Exercise requirements =>
- a) Decide whether each statement below agrees with the Sinsheim museum page. Answer yes or no for each and quote the deciding words from the page. (i) The Henschel freight train on display dates from 1939. (ii) The crankshaft on display came from a bomber. (iii) The Henschel train on display remained in service until 1977.
- b) Carry the Sinsheim museum page forward from its last sentence, in the same caption-like style.

Excerpt provided =>
____
Motorrad Reisen Klassik Ducati Bimota Superbike Erlebnis Urlaub
Perfectly situated in Sinsheim, right in the heart of Germany is the Sinsheim technical museum which holds a stunning treasure of historic aircraft, military vehicles, cars, motorcycles and trains as well as some more unusual exhibits.
The military section is overwhelming such as this WW2 Heinkel 111 bomber.
Messerschmitt Me 109 fighter plane.
A recovered engine from a bomber lost during action.
Close up of the crash damaged cooling fins.
This crankshaft however once served in a ships engine.
An impressive collection of trains,
including this 1939 Henschel freight train, of which over 1,750 were built up to 1944 supporting the German war effort. This particular example even stayed in service right up to 1977.
A Starfighter, jet fighter plane, Sherman tank and damaged Panther tank alongside a radial ships' engine.
____
Record extracts =>

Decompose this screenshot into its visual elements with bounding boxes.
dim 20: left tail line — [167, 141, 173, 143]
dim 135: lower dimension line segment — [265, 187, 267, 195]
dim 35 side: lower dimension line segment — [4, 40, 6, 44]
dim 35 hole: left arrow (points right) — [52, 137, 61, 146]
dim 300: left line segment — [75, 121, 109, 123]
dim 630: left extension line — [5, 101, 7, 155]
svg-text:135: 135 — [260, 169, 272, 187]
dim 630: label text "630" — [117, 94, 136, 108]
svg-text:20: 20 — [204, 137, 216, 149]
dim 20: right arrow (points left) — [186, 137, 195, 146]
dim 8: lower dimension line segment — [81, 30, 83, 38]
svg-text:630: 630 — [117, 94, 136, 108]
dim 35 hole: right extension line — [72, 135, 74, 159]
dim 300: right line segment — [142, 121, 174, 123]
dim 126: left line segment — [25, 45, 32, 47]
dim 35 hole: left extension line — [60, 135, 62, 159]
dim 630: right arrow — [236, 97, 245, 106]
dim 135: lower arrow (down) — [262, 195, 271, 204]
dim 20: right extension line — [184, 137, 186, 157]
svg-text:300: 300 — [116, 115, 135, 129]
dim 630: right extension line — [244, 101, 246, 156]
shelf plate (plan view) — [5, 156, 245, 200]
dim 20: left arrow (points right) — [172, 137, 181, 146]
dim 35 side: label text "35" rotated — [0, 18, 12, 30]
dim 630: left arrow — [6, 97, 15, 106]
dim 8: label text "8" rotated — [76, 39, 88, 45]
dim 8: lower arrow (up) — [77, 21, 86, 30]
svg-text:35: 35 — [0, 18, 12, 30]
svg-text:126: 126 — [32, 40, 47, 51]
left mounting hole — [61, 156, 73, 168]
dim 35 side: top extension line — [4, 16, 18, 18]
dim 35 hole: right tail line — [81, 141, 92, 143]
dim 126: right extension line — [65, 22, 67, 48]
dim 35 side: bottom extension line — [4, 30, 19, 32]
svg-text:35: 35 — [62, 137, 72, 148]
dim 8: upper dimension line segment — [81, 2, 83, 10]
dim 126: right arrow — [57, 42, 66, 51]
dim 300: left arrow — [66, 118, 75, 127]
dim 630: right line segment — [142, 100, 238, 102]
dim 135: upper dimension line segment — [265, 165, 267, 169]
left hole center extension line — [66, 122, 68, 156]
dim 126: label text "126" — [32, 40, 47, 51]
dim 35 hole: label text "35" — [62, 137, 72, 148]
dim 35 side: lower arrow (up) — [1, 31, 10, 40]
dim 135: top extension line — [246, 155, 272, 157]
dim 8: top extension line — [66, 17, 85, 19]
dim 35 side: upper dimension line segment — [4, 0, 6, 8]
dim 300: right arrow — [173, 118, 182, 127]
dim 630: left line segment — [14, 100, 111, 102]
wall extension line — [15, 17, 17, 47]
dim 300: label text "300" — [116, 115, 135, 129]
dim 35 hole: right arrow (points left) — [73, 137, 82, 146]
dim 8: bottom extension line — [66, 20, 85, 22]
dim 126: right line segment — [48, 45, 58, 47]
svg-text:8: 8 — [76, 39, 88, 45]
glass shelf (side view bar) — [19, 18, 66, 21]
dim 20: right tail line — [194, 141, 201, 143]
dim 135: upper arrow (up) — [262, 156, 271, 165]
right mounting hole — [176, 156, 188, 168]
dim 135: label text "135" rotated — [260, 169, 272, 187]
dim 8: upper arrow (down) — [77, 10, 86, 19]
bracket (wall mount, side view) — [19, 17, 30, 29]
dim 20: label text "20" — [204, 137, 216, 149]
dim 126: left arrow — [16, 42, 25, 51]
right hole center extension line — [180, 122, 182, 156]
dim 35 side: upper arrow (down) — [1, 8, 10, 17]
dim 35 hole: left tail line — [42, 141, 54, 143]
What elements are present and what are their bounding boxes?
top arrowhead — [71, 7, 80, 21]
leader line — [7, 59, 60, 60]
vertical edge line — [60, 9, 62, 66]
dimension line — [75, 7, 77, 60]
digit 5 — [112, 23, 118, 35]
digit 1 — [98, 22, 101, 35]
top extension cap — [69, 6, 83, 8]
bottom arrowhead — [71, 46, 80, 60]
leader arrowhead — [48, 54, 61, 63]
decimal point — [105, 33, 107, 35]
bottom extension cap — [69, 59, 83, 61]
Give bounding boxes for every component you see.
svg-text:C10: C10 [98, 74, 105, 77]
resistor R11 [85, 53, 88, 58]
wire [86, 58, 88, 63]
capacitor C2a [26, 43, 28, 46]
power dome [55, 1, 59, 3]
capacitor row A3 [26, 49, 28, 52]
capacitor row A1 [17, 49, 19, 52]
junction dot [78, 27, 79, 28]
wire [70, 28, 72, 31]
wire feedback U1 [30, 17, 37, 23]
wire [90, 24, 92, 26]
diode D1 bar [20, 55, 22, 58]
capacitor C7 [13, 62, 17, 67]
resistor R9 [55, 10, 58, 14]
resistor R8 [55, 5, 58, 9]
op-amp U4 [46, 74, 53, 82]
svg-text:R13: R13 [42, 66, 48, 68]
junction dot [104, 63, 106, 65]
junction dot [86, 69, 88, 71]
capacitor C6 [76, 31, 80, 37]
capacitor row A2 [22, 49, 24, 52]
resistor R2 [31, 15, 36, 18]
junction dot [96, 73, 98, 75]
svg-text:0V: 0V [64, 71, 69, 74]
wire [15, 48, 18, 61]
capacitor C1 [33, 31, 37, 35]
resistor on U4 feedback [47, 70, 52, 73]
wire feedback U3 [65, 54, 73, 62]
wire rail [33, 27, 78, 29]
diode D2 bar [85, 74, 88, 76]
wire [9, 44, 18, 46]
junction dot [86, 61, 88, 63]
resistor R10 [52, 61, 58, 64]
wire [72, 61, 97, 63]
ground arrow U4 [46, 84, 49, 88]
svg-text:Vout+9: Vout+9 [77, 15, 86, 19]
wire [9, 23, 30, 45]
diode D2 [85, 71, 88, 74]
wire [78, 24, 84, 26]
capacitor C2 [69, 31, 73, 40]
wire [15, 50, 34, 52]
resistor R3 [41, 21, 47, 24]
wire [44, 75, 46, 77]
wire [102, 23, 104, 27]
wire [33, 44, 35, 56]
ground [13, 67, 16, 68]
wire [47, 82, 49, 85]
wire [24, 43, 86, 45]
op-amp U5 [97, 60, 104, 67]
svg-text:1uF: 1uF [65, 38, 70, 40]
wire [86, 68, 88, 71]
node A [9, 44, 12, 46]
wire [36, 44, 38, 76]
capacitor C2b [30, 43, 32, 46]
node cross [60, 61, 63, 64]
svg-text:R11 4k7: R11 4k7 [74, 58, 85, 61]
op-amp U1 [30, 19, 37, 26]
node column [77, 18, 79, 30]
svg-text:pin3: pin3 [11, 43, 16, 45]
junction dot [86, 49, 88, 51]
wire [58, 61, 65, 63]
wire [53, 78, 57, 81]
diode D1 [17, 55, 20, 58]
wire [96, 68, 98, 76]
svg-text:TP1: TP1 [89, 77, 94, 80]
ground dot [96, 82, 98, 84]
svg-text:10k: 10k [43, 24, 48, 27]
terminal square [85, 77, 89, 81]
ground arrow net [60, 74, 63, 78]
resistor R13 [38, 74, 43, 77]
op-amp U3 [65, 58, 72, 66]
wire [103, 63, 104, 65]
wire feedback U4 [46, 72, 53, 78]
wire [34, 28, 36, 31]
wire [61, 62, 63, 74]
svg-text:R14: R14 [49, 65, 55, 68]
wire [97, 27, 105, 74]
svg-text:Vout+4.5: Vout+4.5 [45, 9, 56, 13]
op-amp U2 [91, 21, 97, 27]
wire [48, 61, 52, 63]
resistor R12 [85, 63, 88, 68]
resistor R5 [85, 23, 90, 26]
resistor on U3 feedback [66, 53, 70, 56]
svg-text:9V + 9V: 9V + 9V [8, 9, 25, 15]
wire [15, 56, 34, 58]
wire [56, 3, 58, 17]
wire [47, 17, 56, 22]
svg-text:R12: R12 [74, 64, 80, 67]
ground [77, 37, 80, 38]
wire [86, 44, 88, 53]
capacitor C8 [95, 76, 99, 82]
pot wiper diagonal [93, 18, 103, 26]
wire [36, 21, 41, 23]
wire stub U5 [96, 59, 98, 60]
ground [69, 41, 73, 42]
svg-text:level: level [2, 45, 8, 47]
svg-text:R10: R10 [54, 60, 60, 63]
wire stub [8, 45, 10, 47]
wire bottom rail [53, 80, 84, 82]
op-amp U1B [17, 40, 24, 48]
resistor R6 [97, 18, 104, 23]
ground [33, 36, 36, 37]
____
Results in order =>
- a)
(i) Yes: "including this 1939 Henschel freight train"
(ii) No: "This crankshaft however once served in a ships engine."
(iii) Yes: "This particular example even stayed in service right up to 1977."

- b)
A Jagd Panzer VI tank from WW2.
Visitors can operate this Panther tanks' turret and gun by remote control.
Another product of Nazi Germany was of course the VW Käfer (Beetle).
This example is a type 82E which was used during the war as military transport.
Three examples of an equally successful German car model, the Mercedes 300SL 'Gullwing' sportscar: A racer in US colours of white and blue alongside a standard car and one of the very rare aluminium bodied cars of which only 29 were built from a total of 1,300.
A 4th example which was recently brought back from a Junk yard in California where it was found after being destroyed by fire in the early 1970s.
An unusual 'red' Jaguar D type racer.
The special Dunlop aluminium wheels of the Jaguar D type.
The radiator grill from a Bugatti type 57 Ventoux coupe.
This Bugatti 35 is however cast in bronze.
Two of the fascinating Böhmerlands from the former Czechoslovakia. Böhmerlands were manufactured as 2, 3 or 4 seat models.
A 1953 AWO 425 converted to racing on the order of the Russian general Tjurin.
It would take two or three days to explore the Sinsheim museum properly, but with just a couple of hours before we get too tired, it's important to check out the bikes that we dream about most.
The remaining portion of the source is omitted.